Stored items
%%

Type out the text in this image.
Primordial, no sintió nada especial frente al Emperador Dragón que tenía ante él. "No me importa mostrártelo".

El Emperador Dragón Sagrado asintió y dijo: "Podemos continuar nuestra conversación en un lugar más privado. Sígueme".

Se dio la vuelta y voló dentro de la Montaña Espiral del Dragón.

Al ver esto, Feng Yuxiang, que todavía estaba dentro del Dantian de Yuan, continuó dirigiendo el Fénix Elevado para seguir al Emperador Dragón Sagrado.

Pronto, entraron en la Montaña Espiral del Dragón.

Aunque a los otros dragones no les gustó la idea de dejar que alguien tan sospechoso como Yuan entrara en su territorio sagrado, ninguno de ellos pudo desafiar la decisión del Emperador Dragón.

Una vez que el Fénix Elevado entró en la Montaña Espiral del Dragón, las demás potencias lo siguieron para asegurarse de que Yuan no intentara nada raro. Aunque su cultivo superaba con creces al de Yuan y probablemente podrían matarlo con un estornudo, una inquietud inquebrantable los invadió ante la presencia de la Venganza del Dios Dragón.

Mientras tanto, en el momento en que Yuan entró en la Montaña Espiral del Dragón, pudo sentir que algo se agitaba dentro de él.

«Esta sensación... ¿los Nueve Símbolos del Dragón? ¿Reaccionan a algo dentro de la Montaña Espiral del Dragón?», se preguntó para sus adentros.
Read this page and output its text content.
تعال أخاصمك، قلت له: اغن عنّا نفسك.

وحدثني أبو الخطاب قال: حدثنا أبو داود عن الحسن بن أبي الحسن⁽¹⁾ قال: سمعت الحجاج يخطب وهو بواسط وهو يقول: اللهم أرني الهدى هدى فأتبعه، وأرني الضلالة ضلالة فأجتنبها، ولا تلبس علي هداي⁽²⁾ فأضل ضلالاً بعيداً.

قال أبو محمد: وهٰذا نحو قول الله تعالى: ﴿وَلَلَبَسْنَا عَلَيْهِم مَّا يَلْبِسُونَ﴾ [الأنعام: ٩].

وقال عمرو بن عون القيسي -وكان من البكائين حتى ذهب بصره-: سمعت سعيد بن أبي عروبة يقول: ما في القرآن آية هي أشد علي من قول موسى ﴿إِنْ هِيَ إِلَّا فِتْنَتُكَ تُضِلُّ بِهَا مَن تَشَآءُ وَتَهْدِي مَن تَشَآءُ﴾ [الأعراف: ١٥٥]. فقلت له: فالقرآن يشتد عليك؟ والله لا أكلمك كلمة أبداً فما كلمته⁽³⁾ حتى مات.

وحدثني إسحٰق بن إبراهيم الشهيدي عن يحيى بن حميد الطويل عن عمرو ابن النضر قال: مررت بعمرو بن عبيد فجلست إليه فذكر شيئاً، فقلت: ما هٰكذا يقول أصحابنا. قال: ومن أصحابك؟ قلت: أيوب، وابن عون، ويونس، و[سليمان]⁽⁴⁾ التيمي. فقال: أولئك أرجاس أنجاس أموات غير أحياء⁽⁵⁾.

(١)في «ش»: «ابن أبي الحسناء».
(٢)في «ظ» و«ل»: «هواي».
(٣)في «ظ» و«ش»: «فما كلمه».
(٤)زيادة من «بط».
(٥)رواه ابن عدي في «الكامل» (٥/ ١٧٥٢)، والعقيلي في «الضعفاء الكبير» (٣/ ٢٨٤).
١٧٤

%%

→ WORK REQUIRED
Write out the records shown above, exactly as they appear.

→ WRITTEN ANSWER
Type out the text in this image.
Primordial, no sintió nada especial frente al Emperador Dragón que tenía ante él. "No me importa mostrártelo".

El Emperador Dragón Sagrado asintió y dijo: "Podemos continuar nuestra conversación en un lugar más privado. Sígueme".

Se dio la vuelta y voló dentro de la Montaña Espiral del Dragón.

Al ver esto, Feng Yuxiang, que todavía estaba dentro del Dantian de Yuan, continuó dirigiendo el Fénix Elevado para seguir al Emperador Dragón Sagrado.

Pronto, entraron en la Montaña Espiral del Dragón.

Aunque a los otros dragones no les gustó la idea de dejar que alguien tan sospechoso como Yuan entrara en su territorio sagrado, ninguno de ellos pudo desafiar la decisión del Emperador Dragón.

Una vez que el Fénix Elevado entró en la Montaña Espiral del Dragón, las demás potencias lo siguieron para asegurarse de que Yuan no intentara nada raro. Aunque su cultivo superaba con creces al de Yuan y probablemente podrían matarlo con un estornudo, una inquietud inquebrantable los invadió ante la presencia de la Venganza del Dios Dragón.

Mientras tanto, en el momento en que Yuan entró en la Montaña Espiral del Dragón, pudo sentir que algo se agitaba dentro de él.

«Esta sensación... ¿los Nueve Símbolos del Dragón? ¿Reaccionan a algo dentro de la Montaña Espiral del Dragón?», se preguntó para sus adentros.
Read this page and output its text content.
تعال أخاصمك، قلت له: اغن عنّا نفسك.

وحدثني أبو الخطاب قال: حدثنا أبو داود عن الحسن بن أبي الحسن⁽¹⁾ قال: سمعت الحجاج يخطب وهو بواسط وهو يقول: اللهم أرني الهدى هدى فأتبعه، وأرني الضلالة ضلالة فأجتنبها، ولا تلبس علي هداي⁽²⁾ فأضل ضلالاً بعيداً.

قال أبو محمد: وهٰذا نحو قول الله تعالى: ﴿وَلَلَبَسْنَا عَلَيْهِم مَّا يَلْبِسُونَ﴾ [الأنعام: ٩].

وقال عمرو بن عون القيسي -وكان من البكائين حتى ذهب بصره-: سمعت سعيد بن أبي عروبة يقول: ما في القرآن آية هي أشد علي من قول موسى ﴿إِنْ هِيَ إِلَّا فِتْنَتُكَ تُضِلُّ بِهَا مَن تَشَآءُ وَتَهْدِي مَن تَشَآءُ﴾ [الأعراف: ١٥٥]. فقلت له: فالقرآن يشتد عليك؟ والله لا أكلمك كلمة أبداً فما كلمته⁽³⁾ حتى مات.

وحدثني إسحٰق بن إبراهيم الشهيدي عن يحيى بن حميد الطويل عن عمرو ابن النضر قال: مررت بعمرو بن عبيد فجلست إليه فذكر شيئاً، فقلت: ما هٰكذا يقول أصحابنا. قال: ومن أصحابك؟ قلت: أيوب، وابن عون، ويونس، و[سليمان]⁽⁴⁾ التيمي. فقال: أولئك أرجاس أنجاس أموات غير أحياء⁽⁵⁾.

(١)في «ش»: «ابن أبي الحسناء».
(٢)في «ظ» و«ل»: «هواي».
(٣)في «ظ» و«ش»: «فما كلمه».
(٤)زيادة من «بط».
(٥)رواه ابن عدي في «الكامل» (٥/ ١٧٥٢)، والعقيلي في «الضعفاء الكبير» (٣/ ٢٨٤).
١٧٤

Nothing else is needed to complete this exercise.